What you need to do: Across the entries below, how many lines contain the string "prezzo"? Give only the count.

begin

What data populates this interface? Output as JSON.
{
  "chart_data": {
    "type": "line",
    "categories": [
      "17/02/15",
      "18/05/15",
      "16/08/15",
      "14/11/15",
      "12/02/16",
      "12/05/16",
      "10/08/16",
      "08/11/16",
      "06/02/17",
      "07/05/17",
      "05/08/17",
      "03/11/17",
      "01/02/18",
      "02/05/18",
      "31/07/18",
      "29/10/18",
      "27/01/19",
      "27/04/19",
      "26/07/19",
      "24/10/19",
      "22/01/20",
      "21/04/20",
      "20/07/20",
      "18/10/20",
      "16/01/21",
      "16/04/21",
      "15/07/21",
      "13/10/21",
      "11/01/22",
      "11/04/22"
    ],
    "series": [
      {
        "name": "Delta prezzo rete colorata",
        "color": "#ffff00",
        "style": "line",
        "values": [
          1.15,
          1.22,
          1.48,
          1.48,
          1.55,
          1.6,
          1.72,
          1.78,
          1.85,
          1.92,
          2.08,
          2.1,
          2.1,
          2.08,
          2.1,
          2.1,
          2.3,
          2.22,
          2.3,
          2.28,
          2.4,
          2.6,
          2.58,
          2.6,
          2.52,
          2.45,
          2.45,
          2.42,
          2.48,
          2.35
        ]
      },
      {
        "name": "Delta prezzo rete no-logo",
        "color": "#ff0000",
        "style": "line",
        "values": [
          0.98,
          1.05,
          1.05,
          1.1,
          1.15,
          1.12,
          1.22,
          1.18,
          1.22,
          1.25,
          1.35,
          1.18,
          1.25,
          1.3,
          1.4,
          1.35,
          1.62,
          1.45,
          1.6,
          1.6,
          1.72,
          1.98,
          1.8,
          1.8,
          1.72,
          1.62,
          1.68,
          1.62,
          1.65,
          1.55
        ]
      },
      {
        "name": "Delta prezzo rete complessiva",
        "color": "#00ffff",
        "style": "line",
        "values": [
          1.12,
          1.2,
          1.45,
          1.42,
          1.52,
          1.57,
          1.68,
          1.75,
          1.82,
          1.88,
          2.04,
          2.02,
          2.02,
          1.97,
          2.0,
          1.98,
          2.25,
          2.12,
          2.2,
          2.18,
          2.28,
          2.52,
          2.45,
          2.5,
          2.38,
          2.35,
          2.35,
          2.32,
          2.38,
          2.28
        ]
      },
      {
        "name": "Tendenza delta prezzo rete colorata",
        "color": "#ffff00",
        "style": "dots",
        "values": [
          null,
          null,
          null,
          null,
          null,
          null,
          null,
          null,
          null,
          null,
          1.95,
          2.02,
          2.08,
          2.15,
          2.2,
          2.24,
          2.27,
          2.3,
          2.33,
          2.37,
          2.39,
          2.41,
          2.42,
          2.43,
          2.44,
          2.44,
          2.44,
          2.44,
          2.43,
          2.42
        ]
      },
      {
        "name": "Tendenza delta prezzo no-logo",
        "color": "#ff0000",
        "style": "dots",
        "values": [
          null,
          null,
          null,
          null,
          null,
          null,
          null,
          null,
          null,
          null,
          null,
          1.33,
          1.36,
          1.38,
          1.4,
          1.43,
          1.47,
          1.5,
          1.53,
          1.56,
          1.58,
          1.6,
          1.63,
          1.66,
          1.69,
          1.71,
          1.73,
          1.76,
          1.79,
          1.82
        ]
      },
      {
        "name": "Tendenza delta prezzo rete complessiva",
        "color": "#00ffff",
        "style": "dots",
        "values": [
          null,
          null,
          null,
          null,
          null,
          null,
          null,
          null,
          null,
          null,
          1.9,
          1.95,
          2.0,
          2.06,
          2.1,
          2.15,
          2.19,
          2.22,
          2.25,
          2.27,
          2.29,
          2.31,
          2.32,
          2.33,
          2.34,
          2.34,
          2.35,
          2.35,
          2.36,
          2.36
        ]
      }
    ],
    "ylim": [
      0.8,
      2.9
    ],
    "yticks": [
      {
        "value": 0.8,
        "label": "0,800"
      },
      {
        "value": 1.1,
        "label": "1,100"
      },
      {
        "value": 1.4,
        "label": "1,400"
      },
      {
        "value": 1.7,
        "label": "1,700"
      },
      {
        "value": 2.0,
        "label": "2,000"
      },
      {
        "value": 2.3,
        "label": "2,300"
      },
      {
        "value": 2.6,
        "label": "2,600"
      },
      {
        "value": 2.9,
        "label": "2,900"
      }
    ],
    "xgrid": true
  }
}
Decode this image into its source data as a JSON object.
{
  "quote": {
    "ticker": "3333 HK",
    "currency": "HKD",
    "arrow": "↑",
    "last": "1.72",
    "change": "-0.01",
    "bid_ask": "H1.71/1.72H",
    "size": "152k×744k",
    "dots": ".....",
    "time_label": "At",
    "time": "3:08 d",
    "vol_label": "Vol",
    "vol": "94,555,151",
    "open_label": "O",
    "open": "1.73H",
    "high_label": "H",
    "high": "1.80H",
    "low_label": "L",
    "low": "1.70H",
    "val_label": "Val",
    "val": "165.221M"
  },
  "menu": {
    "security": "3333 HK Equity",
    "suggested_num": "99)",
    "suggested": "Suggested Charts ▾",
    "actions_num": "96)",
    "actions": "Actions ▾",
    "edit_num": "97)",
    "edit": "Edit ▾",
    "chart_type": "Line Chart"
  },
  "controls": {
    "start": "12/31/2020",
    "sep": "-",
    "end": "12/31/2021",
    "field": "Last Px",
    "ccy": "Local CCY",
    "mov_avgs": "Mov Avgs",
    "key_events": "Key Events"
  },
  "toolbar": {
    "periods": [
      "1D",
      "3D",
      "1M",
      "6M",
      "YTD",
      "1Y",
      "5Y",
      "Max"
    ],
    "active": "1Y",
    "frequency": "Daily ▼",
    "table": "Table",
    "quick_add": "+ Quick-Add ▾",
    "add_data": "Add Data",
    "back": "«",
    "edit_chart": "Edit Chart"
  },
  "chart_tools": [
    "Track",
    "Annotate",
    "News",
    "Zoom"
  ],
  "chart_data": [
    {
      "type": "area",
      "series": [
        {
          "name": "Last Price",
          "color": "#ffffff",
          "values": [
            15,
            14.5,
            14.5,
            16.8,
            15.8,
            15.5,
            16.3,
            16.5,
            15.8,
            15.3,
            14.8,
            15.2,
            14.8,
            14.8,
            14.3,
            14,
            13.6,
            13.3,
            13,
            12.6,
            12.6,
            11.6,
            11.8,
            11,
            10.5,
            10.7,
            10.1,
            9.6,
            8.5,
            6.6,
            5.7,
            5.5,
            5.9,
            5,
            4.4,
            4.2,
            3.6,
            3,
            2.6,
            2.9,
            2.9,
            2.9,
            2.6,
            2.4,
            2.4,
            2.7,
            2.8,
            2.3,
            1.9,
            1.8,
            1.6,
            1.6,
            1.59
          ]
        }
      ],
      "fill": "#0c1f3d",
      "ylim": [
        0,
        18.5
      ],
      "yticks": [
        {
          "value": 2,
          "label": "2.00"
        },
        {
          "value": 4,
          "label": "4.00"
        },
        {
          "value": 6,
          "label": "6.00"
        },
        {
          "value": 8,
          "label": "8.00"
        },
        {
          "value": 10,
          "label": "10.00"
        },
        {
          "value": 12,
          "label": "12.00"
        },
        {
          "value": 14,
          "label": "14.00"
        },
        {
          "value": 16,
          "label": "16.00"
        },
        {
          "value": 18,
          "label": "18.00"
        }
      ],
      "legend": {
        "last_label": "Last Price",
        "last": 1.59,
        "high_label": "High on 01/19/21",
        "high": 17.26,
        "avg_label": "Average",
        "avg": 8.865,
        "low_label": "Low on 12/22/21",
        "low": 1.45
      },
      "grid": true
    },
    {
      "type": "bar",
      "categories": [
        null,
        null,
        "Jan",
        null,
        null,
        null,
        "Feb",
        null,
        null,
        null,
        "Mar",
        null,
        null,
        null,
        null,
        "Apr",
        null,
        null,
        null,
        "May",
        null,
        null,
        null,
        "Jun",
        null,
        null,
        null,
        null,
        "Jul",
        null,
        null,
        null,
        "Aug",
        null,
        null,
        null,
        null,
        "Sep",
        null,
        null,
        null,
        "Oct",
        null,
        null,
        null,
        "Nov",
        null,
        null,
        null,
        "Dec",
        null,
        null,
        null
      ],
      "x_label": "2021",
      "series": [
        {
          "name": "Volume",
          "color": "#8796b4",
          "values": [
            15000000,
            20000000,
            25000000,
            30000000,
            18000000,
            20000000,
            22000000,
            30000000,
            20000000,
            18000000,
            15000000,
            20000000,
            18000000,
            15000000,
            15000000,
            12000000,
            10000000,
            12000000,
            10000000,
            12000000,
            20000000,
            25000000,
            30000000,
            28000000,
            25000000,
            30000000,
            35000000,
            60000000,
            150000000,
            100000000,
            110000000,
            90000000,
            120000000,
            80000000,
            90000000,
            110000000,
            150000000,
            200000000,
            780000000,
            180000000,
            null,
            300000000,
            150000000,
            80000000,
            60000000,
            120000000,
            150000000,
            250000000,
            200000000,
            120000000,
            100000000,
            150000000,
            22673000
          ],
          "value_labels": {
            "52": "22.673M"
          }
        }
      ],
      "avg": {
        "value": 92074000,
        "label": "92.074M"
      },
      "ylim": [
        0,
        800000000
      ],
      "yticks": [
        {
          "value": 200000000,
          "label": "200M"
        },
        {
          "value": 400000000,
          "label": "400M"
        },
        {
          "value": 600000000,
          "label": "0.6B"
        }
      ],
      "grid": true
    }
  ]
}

end

Full solution: 6